Dataset entries:

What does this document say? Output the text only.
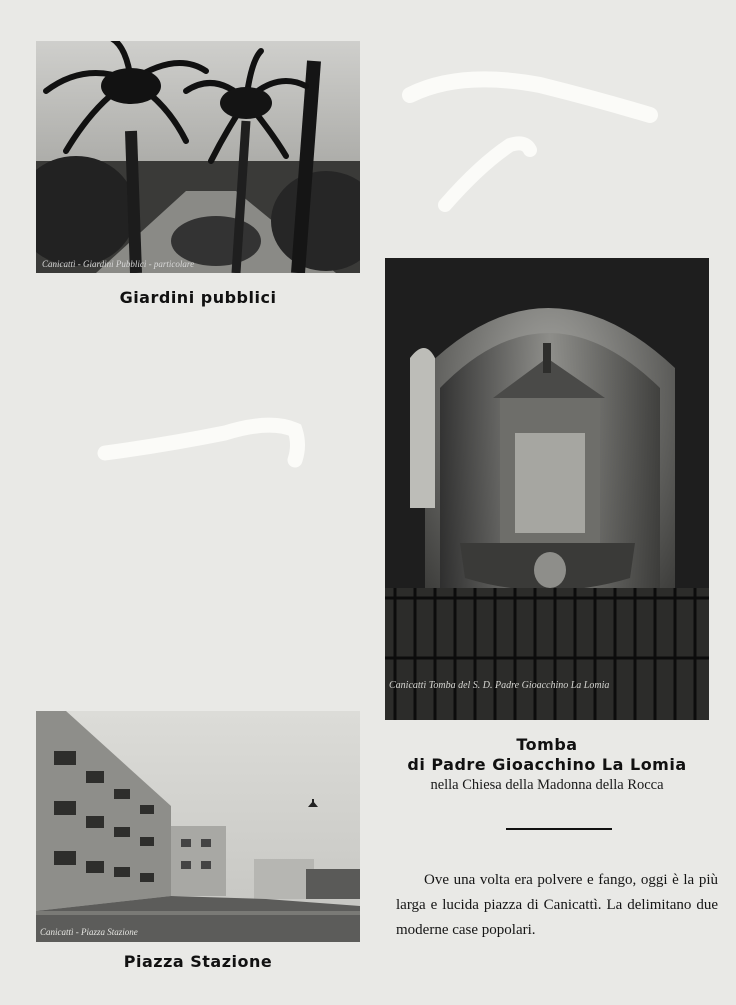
Canicattì - Giardini Pubblici - particolare
Giardini pubblici
Canicattì Tomba del S. D. Padre Gioacchino La Lomia
Tomba
di Padre Gioacchino La Lomia
nella Chiesa della Madonna della Rocca
Canicattì - Piazza Stazione
Piazza Stazione

Ove una volta era polvere e fango, oggi è la più larga e lucida piazza di Canicattì. La delimitano due moderne case popolari.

To be done:
All of the records need repeating exactly, except for the pictures.

The solution:
What does this document say? Output the text only.
Canicattì - Giardini Pubblici - particolare
Giardini pubblici
Canicattì Tomba del S. D. Padre Gioacchino La Lomia
Tomba
di Padre Gioacchino La Lomia
nella Chiesa della Madonna della Rocca
Canicattì - Piazza Stazione
Piazza Stazione

Ove una volta era polvere e fango, oggi è la più larga e lucida piazza di Canicattì. La delimitano due moderne case popolari.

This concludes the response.